- EXERCISE AIM -
Reply only with how many lines contain the word "name".

- STORED ROWS -
╭──

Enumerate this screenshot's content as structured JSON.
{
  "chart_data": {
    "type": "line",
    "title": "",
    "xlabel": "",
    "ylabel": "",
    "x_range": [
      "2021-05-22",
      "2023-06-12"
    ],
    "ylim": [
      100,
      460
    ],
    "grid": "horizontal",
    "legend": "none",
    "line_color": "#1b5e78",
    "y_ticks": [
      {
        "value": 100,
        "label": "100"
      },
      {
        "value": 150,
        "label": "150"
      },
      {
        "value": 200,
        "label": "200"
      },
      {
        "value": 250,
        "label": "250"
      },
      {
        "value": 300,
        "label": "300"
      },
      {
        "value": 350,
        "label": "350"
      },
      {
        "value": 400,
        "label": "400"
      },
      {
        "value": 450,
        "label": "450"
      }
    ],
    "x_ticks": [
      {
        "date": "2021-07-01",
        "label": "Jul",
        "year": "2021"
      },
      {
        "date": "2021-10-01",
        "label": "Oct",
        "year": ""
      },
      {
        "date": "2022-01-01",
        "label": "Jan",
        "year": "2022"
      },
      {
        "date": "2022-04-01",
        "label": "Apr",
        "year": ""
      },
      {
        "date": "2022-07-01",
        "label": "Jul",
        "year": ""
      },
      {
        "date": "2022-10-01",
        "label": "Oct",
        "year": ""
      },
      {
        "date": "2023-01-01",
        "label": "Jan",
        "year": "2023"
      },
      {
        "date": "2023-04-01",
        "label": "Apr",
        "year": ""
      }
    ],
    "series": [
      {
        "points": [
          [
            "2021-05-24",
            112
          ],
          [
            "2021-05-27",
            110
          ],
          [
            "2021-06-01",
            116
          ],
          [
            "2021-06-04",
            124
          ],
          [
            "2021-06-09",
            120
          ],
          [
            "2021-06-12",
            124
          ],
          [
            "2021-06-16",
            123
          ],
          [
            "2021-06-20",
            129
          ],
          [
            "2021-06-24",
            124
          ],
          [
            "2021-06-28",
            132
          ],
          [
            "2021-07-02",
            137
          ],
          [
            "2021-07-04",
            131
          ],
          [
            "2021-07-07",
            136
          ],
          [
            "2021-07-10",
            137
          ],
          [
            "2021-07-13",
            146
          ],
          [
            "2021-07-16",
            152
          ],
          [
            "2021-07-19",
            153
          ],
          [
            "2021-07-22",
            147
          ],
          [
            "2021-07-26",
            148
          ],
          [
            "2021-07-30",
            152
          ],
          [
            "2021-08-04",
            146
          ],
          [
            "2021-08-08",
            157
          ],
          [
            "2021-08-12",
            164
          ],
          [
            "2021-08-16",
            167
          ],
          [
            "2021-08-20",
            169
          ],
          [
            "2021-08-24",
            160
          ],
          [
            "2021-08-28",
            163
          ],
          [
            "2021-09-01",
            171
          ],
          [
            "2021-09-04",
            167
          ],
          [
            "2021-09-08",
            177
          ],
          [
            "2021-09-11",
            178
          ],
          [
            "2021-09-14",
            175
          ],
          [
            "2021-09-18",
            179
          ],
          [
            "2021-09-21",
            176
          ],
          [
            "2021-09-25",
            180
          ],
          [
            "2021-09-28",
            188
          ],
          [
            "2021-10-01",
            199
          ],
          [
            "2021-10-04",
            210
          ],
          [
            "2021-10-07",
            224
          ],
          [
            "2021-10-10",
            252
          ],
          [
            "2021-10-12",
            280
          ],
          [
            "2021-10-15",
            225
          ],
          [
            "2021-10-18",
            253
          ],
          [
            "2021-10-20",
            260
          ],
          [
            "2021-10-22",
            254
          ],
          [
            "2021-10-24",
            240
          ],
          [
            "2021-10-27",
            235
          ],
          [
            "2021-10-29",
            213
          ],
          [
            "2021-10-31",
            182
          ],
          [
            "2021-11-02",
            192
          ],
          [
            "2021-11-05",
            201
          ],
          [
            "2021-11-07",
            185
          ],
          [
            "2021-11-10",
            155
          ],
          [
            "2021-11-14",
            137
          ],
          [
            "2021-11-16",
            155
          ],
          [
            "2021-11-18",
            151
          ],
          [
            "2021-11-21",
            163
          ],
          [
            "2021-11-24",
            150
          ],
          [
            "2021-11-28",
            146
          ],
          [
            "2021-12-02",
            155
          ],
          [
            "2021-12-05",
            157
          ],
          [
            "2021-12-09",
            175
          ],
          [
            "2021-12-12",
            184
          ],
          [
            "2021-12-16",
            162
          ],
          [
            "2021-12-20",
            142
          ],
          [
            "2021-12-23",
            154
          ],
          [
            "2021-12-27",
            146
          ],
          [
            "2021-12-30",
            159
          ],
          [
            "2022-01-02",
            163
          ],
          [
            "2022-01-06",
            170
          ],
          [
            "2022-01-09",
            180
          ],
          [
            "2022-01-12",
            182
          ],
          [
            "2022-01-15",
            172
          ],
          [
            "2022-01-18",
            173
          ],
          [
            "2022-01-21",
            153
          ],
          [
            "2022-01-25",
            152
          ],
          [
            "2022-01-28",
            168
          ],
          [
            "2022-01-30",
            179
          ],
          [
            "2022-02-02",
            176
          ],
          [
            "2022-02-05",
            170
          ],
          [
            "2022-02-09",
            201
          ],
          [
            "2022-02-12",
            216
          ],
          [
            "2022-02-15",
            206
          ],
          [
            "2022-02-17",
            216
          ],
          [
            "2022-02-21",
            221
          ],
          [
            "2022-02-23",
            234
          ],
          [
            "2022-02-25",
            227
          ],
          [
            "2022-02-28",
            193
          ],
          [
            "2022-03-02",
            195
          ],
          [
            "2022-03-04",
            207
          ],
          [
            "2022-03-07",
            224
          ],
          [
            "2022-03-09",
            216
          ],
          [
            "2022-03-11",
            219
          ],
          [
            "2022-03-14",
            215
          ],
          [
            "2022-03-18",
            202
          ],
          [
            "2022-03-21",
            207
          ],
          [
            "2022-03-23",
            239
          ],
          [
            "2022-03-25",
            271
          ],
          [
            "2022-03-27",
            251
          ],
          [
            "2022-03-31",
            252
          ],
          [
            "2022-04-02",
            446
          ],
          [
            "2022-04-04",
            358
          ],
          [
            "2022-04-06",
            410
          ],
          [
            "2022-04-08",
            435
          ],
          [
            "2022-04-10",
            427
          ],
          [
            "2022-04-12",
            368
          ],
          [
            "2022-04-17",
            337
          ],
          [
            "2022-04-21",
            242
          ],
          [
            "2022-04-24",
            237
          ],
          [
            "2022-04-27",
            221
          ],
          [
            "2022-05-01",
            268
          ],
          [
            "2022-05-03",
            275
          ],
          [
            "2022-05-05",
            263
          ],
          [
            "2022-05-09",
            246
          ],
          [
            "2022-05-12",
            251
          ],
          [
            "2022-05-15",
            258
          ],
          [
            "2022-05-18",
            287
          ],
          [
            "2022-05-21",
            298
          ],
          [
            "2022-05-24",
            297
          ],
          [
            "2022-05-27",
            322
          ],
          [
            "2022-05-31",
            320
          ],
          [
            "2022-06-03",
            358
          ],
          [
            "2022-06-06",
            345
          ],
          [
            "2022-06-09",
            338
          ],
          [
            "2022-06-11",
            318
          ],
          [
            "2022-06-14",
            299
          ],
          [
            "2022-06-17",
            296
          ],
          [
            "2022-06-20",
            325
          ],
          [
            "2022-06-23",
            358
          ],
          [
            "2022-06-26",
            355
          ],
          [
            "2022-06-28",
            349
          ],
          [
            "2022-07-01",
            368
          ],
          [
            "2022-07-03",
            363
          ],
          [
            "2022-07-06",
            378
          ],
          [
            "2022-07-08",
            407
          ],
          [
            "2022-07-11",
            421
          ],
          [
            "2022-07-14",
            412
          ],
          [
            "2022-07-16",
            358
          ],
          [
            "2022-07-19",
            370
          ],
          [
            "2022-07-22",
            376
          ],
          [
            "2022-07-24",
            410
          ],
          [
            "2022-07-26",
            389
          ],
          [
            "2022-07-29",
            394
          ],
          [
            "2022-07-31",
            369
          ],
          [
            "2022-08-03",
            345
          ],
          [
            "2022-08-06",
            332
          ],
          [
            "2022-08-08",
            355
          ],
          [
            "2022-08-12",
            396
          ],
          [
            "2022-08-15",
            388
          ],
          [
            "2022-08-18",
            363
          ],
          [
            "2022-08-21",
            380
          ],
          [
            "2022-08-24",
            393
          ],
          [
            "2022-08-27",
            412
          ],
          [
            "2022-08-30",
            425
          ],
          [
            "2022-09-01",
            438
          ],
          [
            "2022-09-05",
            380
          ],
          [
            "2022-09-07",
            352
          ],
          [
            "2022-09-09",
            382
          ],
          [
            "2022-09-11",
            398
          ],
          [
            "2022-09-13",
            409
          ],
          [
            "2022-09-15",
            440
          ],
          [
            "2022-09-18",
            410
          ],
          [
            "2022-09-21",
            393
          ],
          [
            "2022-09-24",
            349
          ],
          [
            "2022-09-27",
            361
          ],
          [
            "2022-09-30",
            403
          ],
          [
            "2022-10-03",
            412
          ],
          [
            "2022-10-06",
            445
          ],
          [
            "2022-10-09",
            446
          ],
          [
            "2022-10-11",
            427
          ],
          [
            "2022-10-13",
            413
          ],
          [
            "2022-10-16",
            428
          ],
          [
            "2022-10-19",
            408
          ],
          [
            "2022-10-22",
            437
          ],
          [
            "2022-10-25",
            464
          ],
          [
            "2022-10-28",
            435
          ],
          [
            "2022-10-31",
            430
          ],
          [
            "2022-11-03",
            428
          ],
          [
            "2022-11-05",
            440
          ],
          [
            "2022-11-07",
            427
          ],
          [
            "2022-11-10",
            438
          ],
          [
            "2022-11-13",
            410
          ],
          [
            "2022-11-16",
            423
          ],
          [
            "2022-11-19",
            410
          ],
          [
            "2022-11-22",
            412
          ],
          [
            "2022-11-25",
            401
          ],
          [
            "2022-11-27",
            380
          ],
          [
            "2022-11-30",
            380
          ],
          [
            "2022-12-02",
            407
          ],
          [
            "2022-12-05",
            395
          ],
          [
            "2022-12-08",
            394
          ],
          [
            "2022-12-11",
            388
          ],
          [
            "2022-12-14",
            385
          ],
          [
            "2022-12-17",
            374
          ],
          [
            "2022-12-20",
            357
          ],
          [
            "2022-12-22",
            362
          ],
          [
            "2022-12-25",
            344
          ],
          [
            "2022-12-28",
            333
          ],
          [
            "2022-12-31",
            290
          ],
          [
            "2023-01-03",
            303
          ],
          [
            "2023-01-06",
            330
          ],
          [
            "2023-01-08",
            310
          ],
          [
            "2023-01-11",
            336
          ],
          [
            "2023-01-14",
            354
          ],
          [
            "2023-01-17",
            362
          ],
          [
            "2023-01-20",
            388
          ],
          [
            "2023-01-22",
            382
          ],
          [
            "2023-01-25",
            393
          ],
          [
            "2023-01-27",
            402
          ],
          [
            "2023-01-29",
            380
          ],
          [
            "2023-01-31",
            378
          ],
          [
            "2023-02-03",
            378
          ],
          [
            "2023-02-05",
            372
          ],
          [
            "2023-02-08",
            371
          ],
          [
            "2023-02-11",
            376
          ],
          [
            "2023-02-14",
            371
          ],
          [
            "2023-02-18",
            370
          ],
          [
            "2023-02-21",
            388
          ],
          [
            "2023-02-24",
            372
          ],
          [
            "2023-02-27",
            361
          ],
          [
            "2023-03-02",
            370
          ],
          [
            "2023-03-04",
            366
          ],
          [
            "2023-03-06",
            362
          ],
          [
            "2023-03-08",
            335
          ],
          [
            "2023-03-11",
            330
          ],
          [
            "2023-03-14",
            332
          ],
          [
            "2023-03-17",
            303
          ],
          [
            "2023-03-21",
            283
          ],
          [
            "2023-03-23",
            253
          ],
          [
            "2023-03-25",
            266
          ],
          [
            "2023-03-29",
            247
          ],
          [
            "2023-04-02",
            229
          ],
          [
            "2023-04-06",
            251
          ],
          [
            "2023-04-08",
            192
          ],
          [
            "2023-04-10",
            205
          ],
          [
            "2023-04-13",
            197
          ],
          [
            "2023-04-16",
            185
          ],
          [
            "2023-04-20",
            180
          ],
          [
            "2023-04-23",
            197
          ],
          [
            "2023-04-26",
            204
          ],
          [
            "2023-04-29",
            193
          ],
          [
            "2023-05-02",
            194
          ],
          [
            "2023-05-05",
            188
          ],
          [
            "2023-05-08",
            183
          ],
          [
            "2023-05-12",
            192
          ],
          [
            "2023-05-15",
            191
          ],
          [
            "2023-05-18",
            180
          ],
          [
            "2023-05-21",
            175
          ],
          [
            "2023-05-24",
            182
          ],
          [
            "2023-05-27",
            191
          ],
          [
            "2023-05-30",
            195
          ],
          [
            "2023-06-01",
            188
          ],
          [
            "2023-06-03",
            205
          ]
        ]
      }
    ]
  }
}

╰──
╭──

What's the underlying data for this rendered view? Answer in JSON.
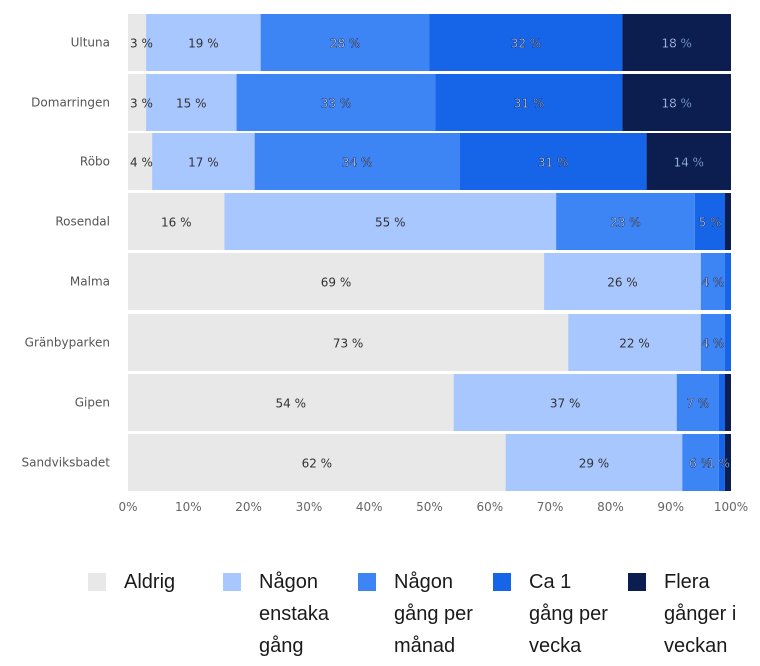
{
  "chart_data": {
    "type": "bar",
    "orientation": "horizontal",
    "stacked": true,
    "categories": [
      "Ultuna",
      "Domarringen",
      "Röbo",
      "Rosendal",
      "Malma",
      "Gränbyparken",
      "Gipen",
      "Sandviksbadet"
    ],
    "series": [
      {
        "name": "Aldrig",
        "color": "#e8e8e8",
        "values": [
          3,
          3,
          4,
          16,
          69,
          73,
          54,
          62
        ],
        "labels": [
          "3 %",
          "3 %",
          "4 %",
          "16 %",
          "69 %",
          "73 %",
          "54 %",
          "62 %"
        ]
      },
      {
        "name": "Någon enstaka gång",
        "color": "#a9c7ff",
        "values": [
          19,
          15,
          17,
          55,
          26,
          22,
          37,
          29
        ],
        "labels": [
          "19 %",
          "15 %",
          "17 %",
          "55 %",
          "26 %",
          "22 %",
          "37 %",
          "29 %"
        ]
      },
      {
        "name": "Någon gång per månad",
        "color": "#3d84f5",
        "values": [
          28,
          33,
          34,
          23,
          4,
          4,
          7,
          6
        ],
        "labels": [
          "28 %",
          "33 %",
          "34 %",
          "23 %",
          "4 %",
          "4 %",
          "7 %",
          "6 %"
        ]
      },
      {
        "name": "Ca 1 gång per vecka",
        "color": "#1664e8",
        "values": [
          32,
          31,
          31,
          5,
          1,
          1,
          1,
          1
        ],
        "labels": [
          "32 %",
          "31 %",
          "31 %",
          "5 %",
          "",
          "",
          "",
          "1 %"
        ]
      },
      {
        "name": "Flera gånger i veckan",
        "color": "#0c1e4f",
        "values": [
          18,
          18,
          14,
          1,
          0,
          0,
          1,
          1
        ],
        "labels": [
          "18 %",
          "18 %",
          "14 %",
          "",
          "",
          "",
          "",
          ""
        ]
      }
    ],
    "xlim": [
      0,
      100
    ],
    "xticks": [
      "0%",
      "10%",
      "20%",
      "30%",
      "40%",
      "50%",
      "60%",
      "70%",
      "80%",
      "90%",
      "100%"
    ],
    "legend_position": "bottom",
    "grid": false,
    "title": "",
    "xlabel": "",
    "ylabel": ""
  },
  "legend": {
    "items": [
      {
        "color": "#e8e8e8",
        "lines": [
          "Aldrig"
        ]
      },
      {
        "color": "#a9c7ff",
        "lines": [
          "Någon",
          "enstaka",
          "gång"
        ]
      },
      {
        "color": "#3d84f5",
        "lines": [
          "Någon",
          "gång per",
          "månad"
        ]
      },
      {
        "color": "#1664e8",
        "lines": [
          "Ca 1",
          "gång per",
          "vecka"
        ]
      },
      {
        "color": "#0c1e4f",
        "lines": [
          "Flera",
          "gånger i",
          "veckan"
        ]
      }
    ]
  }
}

╰──

- OUTPUT FOR THIS EXERCISE -
5